» **REQUIRED WORK**
Show all lines holding the string "with".
━━━━━ GIVEN RECORDS
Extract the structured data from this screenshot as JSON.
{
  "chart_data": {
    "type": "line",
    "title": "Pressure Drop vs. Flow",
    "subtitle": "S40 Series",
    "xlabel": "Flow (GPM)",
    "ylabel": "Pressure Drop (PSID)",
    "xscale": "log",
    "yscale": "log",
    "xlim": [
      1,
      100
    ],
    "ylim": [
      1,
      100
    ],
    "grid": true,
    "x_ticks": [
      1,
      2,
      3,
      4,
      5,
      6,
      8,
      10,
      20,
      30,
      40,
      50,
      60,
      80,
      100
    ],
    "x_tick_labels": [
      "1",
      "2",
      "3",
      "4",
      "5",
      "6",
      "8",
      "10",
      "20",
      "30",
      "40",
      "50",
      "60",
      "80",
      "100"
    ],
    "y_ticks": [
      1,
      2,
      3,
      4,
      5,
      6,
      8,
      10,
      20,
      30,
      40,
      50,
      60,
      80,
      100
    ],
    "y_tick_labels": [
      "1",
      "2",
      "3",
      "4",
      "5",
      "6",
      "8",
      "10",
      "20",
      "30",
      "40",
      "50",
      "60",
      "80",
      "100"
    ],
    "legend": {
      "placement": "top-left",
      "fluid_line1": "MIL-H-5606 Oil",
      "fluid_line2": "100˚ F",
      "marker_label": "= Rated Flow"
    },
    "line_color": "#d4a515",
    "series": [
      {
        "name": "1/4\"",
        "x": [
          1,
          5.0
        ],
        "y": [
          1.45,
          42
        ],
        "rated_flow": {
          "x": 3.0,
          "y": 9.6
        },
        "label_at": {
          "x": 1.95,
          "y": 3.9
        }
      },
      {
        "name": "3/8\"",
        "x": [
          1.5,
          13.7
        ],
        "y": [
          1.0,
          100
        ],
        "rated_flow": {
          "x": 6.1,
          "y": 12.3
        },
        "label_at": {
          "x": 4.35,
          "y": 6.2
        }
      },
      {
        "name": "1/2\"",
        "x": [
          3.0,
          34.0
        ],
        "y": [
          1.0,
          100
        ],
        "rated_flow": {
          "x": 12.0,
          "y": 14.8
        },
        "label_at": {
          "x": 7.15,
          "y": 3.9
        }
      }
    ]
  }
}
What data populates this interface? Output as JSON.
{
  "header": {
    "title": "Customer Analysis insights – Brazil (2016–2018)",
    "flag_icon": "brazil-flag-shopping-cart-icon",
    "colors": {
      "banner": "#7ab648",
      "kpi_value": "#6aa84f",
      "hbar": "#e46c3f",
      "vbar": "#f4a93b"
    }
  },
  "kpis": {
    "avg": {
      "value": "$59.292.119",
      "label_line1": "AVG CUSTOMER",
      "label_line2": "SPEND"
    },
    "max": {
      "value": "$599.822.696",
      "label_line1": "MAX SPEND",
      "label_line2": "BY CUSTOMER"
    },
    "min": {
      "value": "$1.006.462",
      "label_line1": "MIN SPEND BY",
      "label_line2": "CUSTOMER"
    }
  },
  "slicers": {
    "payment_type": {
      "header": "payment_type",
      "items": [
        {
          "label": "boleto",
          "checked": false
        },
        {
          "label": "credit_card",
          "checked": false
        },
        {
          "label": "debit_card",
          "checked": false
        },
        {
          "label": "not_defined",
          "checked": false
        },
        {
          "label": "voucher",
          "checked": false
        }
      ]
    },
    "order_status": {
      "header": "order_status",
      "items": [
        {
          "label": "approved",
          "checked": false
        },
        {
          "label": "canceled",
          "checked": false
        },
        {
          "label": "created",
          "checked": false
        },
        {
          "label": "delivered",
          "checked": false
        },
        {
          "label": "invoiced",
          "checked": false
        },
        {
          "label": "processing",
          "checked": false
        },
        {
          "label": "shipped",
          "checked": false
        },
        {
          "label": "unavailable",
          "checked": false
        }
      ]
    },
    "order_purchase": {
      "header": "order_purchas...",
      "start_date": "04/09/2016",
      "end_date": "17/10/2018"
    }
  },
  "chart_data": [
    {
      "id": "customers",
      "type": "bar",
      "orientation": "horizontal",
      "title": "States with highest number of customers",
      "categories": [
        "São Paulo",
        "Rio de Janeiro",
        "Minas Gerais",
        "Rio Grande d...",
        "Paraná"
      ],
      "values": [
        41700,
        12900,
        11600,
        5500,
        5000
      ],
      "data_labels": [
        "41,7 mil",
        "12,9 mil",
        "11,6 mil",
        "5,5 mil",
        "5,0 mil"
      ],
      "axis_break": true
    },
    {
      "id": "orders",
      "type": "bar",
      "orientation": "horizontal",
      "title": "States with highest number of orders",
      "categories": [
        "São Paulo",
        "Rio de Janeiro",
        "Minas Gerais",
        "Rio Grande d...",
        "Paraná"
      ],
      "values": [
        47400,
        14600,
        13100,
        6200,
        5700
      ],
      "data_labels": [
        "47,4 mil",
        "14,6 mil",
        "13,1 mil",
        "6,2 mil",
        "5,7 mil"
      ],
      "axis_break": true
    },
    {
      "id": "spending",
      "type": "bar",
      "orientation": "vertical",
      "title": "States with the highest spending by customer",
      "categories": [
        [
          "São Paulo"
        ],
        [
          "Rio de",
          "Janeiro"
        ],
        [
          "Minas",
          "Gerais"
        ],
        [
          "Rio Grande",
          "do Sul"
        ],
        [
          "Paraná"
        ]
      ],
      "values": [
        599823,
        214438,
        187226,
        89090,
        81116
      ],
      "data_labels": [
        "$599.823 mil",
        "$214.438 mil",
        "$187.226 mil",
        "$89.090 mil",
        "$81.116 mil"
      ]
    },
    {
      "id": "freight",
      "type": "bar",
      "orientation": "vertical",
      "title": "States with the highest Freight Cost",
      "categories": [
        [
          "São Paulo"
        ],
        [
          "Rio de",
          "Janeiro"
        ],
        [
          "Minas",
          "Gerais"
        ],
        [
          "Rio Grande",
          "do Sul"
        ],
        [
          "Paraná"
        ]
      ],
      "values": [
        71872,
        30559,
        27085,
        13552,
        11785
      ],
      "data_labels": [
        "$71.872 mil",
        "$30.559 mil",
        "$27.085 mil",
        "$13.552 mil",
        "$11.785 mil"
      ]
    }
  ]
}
━━━━━━━━━━
━━━━━ GIVEN RECORDS
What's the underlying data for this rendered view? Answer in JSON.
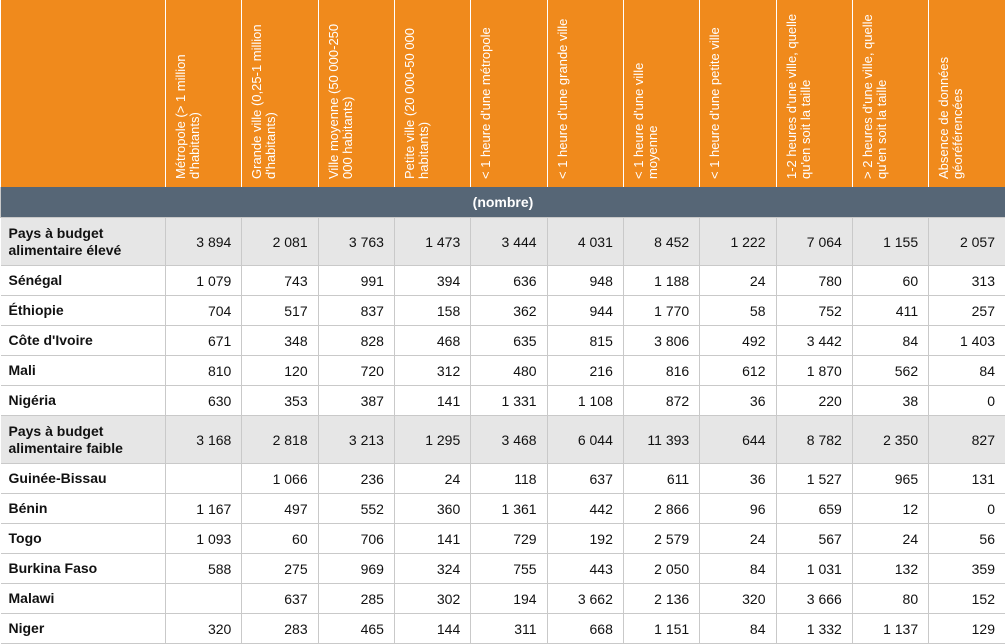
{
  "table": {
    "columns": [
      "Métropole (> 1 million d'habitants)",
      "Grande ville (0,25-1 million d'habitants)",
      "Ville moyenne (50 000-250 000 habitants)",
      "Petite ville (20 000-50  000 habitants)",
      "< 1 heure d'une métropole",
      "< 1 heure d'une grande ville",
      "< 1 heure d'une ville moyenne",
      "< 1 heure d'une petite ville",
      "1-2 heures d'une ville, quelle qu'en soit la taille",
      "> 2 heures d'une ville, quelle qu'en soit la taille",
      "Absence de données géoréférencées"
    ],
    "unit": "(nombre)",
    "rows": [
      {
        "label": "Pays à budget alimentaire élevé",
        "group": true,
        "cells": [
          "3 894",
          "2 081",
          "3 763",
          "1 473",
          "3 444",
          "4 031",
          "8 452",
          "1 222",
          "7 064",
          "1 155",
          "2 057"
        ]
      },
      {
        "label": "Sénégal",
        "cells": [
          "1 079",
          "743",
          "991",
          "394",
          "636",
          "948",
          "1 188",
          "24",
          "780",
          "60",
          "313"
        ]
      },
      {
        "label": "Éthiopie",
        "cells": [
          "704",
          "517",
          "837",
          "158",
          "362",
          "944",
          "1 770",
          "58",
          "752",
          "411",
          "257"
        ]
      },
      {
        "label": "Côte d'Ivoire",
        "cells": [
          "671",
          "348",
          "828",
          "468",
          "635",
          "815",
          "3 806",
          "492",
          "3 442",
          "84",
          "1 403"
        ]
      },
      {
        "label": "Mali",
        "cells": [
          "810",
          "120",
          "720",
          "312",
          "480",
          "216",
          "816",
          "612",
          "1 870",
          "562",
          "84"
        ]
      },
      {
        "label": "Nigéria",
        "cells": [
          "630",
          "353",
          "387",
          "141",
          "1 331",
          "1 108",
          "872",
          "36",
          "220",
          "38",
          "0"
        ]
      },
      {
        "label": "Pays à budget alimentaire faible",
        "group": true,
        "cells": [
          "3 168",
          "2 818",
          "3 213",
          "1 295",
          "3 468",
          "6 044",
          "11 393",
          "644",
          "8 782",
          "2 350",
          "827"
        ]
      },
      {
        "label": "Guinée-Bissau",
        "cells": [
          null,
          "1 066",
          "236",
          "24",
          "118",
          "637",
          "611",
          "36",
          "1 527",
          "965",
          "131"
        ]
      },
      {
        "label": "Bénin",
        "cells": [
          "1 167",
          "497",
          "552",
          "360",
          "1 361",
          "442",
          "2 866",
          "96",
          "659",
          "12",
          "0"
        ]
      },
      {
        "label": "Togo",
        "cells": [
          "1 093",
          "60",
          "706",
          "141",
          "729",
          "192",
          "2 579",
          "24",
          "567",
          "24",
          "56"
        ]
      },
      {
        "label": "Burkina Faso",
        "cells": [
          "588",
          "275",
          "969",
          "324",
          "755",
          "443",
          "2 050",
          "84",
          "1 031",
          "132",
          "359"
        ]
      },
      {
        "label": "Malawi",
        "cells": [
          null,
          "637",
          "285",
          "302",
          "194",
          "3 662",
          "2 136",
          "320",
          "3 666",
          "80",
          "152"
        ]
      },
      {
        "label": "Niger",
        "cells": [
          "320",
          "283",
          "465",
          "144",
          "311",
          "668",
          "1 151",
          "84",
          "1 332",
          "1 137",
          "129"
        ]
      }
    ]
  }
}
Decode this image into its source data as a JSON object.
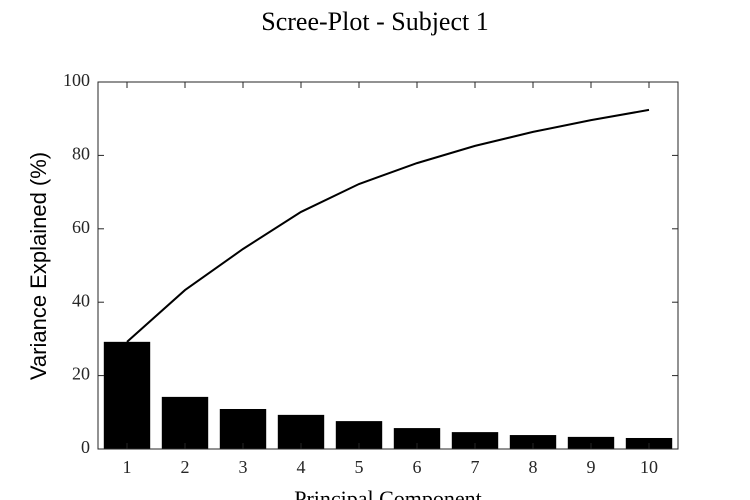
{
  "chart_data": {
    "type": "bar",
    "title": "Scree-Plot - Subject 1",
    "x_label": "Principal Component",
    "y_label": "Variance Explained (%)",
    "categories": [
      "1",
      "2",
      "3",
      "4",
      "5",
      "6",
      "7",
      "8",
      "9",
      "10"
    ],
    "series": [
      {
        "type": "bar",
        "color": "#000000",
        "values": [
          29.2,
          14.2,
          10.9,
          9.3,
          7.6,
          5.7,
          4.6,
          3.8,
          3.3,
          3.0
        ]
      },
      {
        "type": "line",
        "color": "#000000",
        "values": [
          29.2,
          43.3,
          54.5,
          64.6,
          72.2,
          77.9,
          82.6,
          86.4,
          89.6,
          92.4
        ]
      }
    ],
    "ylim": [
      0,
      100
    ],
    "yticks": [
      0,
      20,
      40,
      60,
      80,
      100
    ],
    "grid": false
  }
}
━━━━━━━━━━
» **THE RESPONSE**
      "title": "States with highest number of customers",
      "title": "States with highest number of orders",
      "title": "States with the highest spending by customer",
      "title": "States with the highest Freight Cost",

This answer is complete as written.